** EXERCISE REQUIREMENTS **
Take every line from the listing below that contains "color".

** START OF LISTING **

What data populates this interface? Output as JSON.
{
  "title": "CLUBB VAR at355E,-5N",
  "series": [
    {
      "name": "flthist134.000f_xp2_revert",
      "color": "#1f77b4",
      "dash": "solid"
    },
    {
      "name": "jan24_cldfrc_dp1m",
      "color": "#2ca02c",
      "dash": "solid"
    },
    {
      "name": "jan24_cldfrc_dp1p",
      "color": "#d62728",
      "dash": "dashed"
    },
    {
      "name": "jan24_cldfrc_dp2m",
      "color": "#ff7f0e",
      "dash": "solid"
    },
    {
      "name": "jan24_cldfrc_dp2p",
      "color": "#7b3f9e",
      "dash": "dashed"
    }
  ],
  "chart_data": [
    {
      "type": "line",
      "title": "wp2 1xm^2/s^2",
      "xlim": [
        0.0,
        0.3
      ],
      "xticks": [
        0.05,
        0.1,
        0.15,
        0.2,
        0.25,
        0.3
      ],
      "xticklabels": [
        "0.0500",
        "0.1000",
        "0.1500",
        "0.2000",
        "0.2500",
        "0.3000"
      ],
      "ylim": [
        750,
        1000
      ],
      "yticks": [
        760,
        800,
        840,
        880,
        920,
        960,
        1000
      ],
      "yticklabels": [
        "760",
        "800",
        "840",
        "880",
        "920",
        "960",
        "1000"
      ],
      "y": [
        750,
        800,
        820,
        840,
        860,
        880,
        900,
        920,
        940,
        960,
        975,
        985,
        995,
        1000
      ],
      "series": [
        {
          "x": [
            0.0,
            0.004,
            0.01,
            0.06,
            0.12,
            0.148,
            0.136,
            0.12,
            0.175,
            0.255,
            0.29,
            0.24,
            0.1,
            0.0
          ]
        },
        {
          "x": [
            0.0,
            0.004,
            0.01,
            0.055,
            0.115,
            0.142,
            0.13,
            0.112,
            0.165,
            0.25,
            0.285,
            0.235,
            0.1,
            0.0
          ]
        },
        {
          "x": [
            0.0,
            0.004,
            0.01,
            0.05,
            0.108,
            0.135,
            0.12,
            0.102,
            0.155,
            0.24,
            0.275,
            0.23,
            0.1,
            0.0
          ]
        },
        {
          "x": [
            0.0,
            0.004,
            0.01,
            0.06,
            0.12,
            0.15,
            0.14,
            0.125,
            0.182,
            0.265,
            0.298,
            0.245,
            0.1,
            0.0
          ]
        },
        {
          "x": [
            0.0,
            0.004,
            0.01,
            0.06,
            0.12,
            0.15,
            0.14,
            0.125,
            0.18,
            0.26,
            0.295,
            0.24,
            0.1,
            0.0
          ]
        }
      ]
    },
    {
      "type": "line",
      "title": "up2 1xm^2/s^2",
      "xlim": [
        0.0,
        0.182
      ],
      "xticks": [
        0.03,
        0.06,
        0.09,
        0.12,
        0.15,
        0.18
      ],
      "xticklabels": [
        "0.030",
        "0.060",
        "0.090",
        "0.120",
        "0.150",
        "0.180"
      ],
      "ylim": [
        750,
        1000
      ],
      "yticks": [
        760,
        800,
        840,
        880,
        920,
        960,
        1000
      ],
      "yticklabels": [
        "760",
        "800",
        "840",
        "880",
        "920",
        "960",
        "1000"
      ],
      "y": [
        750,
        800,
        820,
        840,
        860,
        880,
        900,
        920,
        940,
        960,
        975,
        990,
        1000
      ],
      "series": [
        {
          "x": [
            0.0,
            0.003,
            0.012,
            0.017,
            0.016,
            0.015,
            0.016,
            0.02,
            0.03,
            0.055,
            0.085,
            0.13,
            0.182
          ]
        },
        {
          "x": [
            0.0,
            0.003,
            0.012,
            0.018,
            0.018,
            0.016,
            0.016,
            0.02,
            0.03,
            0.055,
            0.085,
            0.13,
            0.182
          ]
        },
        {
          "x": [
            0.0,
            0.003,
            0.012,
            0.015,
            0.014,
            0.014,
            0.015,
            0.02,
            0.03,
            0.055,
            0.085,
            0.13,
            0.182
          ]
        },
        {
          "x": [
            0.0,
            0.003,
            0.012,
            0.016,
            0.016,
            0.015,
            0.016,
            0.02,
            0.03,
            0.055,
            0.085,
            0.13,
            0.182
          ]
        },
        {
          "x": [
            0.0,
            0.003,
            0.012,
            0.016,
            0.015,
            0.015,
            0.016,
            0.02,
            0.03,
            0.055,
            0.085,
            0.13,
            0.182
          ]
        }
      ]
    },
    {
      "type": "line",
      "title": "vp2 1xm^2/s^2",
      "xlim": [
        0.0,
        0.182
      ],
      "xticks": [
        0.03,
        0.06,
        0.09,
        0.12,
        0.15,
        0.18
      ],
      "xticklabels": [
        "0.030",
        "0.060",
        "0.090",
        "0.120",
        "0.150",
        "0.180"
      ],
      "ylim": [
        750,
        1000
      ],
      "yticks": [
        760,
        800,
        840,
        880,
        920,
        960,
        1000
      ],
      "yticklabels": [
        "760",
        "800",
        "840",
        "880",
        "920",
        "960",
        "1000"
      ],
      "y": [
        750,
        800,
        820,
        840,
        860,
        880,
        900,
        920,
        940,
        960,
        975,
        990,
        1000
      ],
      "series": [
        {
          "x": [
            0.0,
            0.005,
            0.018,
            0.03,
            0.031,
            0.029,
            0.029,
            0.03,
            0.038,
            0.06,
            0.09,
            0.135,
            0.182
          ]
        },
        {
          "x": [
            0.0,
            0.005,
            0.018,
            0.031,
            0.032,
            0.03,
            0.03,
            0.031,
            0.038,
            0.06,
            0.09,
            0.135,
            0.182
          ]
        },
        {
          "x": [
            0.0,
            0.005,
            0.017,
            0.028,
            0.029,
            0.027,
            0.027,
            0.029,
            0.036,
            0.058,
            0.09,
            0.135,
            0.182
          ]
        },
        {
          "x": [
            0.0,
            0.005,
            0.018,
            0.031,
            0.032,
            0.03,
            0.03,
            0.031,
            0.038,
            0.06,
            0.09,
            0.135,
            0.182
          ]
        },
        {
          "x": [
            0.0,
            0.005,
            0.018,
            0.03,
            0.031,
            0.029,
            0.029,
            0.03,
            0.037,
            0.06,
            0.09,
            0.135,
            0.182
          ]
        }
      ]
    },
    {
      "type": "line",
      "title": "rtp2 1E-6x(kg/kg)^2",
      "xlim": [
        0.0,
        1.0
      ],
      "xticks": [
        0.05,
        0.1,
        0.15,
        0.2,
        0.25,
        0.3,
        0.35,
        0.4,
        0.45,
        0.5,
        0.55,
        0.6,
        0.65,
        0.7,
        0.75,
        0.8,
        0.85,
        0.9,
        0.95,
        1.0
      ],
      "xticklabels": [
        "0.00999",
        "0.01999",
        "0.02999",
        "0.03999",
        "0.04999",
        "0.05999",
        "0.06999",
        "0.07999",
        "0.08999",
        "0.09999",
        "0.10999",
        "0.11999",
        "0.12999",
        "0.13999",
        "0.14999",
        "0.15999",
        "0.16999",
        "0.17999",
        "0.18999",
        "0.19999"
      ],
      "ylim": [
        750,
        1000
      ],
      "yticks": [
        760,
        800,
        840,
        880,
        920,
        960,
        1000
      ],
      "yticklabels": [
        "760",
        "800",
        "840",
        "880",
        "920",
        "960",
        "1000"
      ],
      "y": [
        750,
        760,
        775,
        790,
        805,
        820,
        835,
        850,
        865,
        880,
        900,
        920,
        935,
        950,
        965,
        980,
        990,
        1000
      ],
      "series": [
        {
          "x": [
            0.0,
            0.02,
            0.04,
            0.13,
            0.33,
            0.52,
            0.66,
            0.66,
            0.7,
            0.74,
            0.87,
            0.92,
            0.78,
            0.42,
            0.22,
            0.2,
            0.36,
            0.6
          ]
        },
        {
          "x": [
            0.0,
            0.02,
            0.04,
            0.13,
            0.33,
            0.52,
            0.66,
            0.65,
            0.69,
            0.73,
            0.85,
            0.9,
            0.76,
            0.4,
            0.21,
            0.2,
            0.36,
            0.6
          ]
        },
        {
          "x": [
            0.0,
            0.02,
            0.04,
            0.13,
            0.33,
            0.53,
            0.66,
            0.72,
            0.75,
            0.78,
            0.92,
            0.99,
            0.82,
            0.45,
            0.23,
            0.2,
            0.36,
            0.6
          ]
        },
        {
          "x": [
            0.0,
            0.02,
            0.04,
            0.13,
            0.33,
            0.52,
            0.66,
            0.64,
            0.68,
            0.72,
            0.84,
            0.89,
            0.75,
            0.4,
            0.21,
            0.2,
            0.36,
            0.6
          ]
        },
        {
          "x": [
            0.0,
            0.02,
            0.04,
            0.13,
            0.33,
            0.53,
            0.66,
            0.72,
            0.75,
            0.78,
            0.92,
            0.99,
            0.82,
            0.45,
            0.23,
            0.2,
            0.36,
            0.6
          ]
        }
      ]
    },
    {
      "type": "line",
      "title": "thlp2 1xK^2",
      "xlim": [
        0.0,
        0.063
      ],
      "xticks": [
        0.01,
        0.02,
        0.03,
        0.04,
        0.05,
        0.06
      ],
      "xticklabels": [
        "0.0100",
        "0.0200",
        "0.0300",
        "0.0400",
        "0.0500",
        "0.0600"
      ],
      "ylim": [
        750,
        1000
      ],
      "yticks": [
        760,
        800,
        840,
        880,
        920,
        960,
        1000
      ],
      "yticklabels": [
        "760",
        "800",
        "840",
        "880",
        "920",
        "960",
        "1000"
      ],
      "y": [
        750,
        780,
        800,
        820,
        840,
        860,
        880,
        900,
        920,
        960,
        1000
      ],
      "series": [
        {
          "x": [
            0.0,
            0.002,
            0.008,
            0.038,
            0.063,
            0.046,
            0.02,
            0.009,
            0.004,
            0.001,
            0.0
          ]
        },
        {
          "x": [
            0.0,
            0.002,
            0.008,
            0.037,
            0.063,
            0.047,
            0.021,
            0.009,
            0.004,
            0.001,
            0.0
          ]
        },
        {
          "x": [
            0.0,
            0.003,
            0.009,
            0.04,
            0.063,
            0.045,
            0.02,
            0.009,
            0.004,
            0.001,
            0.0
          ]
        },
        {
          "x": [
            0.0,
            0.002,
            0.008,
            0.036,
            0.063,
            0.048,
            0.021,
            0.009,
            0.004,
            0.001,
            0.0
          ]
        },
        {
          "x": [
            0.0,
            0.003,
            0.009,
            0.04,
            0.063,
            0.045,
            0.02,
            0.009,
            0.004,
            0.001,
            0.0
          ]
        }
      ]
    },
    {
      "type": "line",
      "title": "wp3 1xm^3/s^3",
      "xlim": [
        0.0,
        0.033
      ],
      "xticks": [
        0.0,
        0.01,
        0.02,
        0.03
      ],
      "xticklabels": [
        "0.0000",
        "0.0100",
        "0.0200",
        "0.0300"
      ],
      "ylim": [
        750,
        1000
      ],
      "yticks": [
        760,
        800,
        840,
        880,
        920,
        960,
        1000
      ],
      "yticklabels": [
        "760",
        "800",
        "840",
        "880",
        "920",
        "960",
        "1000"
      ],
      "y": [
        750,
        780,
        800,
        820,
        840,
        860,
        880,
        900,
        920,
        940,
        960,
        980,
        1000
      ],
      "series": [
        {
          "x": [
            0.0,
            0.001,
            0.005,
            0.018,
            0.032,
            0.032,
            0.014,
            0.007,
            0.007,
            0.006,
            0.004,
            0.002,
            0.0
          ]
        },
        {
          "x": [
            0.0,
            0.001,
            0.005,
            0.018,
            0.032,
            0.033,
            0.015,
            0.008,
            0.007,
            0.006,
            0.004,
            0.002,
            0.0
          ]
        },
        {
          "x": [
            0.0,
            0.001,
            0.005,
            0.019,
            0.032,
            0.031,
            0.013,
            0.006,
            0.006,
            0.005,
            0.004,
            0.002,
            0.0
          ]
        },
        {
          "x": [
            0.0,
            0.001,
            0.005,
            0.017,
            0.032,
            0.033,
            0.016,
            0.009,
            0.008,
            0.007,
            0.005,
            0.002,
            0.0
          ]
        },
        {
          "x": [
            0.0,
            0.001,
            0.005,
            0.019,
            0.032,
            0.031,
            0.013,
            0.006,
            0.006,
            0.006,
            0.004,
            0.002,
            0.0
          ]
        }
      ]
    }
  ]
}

** END OF LISTING **

** EXPECTED OUTPUT **
      "color": "#1f77b4",
      "color": "#2ca02c",
      "color": "#d62728",
      "color": "#ff7f0e",
      "color": "#7b3f9e",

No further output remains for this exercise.